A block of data
★ ★ ★ ★ ★ ★ ★

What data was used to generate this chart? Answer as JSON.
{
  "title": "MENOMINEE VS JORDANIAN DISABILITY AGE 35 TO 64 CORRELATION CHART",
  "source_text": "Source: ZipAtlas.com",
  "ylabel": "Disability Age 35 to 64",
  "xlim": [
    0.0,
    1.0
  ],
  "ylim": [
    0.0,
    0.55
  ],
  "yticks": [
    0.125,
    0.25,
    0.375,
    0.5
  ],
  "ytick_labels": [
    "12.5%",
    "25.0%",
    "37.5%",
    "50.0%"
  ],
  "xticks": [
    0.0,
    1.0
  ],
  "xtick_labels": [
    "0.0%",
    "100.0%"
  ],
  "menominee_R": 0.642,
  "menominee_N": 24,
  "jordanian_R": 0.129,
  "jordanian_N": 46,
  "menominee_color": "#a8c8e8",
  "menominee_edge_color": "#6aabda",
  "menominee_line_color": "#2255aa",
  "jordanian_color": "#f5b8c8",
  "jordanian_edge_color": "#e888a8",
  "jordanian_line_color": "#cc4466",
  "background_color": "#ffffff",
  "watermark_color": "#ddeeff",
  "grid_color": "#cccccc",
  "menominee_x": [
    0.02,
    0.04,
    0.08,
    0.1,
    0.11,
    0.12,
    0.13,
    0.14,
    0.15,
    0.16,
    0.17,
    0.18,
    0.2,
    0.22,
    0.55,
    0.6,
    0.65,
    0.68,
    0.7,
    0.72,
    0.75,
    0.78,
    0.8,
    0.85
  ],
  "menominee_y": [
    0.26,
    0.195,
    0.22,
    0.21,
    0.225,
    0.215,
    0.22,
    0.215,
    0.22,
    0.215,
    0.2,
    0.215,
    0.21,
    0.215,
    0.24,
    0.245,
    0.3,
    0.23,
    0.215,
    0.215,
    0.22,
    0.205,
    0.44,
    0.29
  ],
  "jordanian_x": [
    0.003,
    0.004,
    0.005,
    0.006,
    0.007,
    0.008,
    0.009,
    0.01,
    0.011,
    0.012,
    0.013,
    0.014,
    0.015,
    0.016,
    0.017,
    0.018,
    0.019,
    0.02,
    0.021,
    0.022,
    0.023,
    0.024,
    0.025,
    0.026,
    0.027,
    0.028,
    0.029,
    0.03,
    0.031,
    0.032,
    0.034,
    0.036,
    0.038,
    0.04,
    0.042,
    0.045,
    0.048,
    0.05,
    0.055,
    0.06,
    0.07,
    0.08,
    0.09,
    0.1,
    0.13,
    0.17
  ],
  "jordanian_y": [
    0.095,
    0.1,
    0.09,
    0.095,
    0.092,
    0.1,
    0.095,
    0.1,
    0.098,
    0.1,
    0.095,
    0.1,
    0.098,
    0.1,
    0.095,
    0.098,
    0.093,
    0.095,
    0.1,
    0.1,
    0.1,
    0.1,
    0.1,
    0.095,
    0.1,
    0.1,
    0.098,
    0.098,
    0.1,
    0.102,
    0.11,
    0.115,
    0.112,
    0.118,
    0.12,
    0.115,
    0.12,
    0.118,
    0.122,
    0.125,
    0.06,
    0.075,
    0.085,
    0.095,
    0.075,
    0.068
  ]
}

★ ★ ★ ★ ★ ★ ★

Exactly reproduce every line of the data above.

What data was used to generate this chart? Answer as JSON.
{
  "title": "MENOMINEE VS JORDANIAN DISABILITY AGE 35 TO 64 CORRELATION CHART",
  "source_text": "Source: ZipAtlas.com",
  "ylabel": "Disability Age 35 to 64",
  "xlim": [
    0.0,
    1.0
  ],
  "ylim": [
    0.0,
    0.55
  ],
  "yticks": [
    0.125,
    0.25,
    0.375,
    0.5
  ],
  "ytick_labels": [
    "12.5%",
    "25.0%",
    "37.5%",
    "50.0%"
  ],
  "xticks": [
    0.0,
    1.0
  ],
  "xtick_labels": [
    "0.0%",
    "100.0%"
  ],
  "menominee_R": 0.642,
  "menominee_N": 24,
  "jordanian_R": 0.129,
  "jordanian_N": 46,
  "menominee_color": "#a8c8e8",
  "menominee_edge_color": "#6aabda",
  "menominee_line_color": "#2255aa",
  "jordanian_color": "#f5b8c8",
  "jordanian_edge_color": "#e888a8",
  "jordanian_line_color": "#cc4466",
  "background_color": "#ffffff",
  "watermark_color": "#ddeeff",
  "grid_color": "#cccccc",
  "menominee_x": [
    0.02,
    0.04,
    0.08,
    0.1,
    0.11,
    0.12,
    0.13,
    0.14,
    0.15,
    0.16,
    0.17,
    0.18,
    0.2,
    0.22,
    0.55,
    0.6,
    0.65,
    0.68,
    0.7,
    0.72,
    0.75,
    0.78,
    0.8,
    0.85
  ],
  "menominee_y": [
    0.26,
    0.195,
    0.22,
    0.21,
    0.225,
    0.215,
    0.22,
    0.215,
    0.22,
    0.215,
    0.2,
    0.215,
    0.21,
    0.215,
    0.24,
    0.245,
    0.3,
    0.23,
    0.215,
    0.215,
    0.22,
    0.205,
    0.44,
    0.29
  ],
  "jordanian_x": [
    0.003,
    0.004,
    0.005,
    0.006,
    0.007,
    0.008,
    0.009,
    0.01,
    0.011,
    0.012,
    0.013,
    0.014,
    0.015,
    0.016,
    0.017,
    0.018,
    0.019,
    0.02,
    0.021,
    0.022,
    0.023,
    0.024,
    0.025,
    0.026,
    0.027,
    0.028,
    0.029,
    0.03,
    0.031,
    0.032,
    0.034,
    0.036,
    0.038,
    0.04,
    0.042,
    0.045,
    0.048,
    0.05,
    0.055,
    0.06,
    0.07,
    0.08,
    0.09,
    0.1,
    0.13,
    0.17
  ],
  "jordanian_y": [
    0.095,
    0.1,
    0.09,
    0.095,
    0.092,
    0.1,
    0.095,
    0.1,
    0.098,
    0.1,
    0.095,
    0.1,
    0.098,
    0.1,
    0.095,
    0.098,
    0.093,
    0.095,
    0.1,
    0.1,
    0.1,
    0.1,
    0.1,
    0.095,
    0.1,
    0.1,
    0.098,
    0.098,
    0.1,
    0.102,
    0.11,
    0.115,
    0.112,
    0.118,
    0.12,
    0.115,
    0.12,
    0.118,
    0.122,
    0.125,
    0.06,
    0.075,
    0.085,
    0.095,
    0.075,
    0.068
  ]
}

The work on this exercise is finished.